[Saved entries]

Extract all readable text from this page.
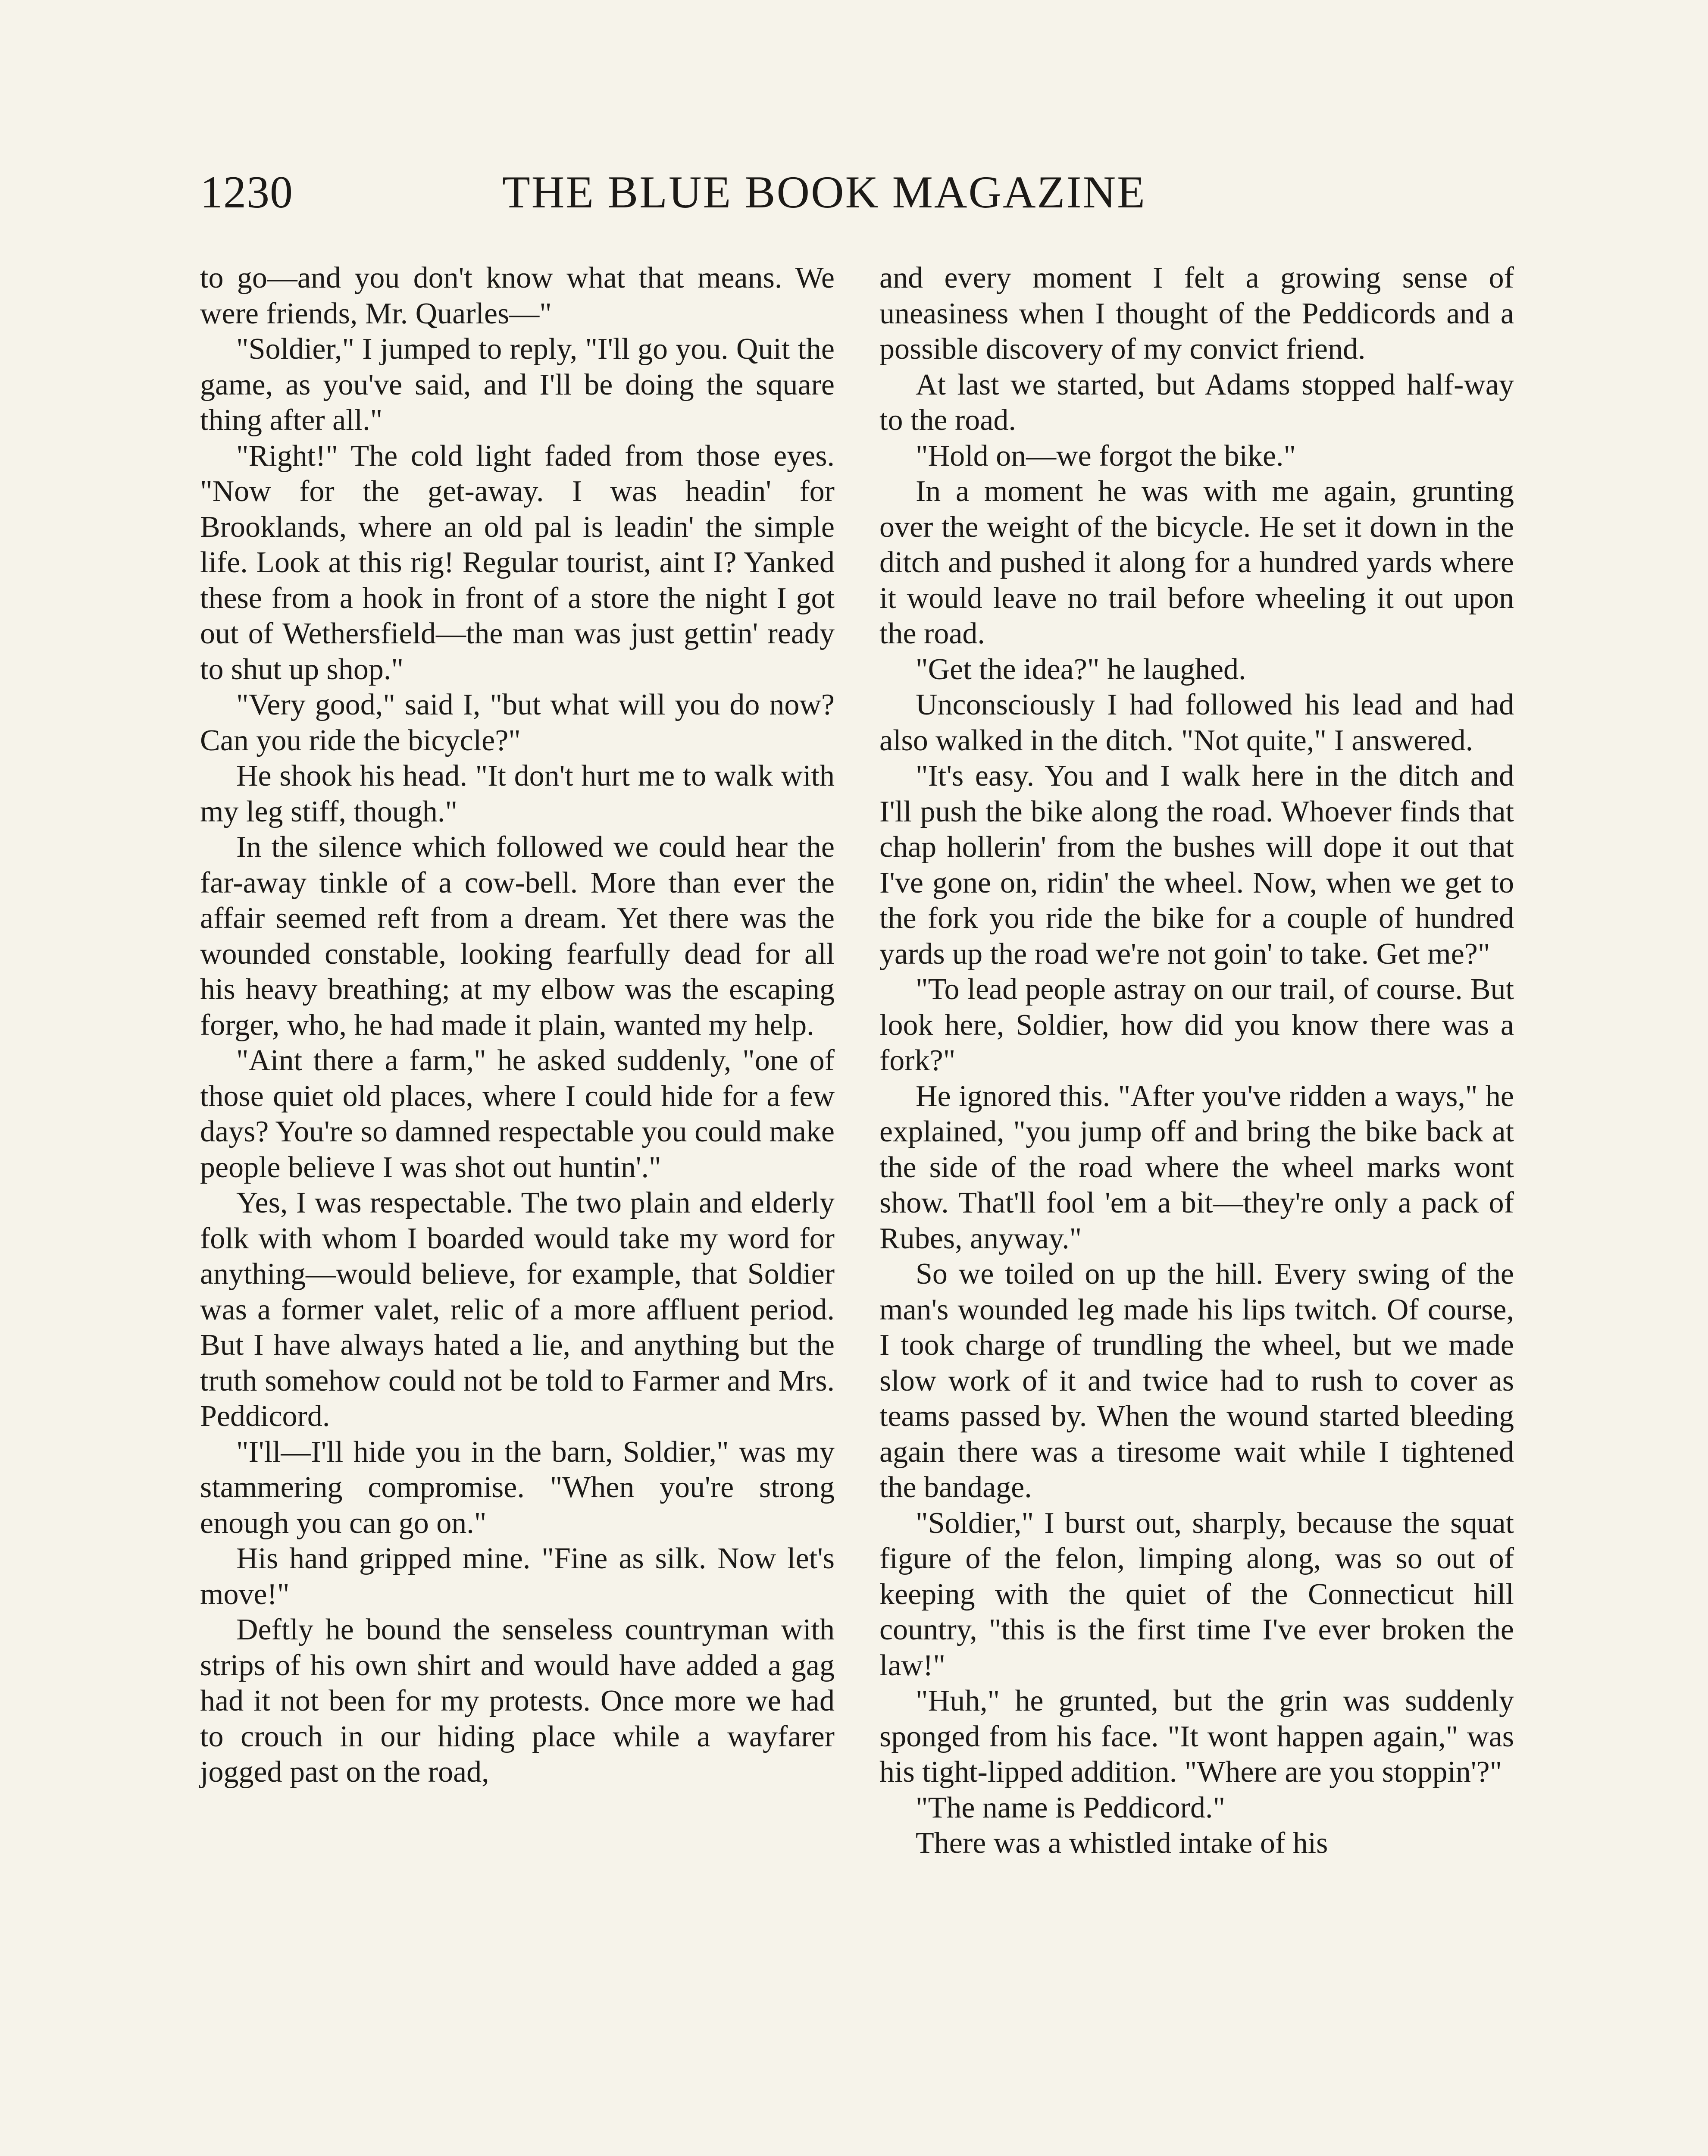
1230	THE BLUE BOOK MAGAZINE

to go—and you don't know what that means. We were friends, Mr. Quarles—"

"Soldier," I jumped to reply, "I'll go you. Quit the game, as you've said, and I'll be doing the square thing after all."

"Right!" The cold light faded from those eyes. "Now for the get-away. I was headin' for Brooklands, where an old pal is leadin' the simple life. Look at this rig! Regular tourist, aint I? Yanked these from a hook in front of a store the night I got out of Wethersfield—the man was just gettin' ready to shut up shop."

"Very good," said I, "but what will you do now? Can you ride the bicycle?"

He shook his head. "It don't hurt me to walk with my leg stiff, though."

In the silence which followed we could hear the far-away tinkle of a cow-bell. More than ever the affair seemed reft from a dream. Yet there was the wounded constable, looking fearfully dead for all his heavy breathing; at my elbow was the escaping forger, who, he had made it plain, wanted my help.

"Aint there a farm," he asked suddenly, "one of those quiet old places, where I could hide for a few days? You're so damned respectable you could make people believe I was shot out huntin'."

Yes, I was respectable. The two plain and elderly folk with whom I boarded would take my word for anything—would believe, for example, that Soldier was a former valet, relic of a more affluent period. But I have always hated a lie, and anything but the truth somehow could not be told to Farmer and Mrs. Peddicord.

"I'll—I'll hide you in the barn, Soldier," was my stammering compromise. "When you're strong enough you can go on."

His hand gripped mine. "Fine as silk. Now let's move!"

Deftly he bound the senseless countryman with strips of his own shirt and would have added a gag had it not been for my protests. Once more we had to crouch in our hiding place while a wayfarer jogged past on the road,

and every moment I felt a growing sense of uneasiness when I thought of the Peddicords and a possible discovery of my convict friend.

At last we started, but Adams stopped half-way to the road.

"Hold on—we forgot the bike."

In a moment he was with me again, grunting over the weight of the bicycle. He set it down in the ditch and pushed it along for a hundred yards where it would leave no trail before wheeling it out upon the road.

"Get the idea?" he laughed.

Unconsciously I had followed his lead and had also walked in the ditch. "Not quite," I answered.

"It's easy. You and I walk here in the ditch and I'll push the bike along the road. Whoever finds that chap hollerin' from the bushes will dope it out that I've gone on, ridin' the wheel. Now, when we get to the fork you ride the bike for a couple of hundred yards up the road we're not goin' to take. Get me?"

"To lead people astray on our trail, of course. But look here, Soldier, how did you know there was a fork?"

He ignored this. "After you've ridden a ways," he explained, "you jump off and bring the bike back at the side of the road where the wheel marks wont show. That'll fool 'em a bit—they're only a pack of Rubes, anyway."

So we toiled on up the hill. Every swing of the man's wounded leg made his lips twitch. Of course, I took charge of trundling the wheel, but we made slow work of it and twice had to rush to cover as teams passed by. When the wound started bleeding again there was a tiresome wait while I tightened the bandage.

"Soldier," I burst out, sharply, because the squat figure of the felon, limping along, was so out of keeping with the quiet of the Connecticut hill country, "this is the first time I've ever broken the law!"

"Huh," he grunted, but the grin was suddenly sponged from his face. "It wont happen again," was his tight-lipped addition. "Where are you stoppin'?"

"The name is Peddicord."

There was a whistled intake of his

Set exercise:
State how many lines of the material contain the string "know", with no other words.

Solution to the exercise:
2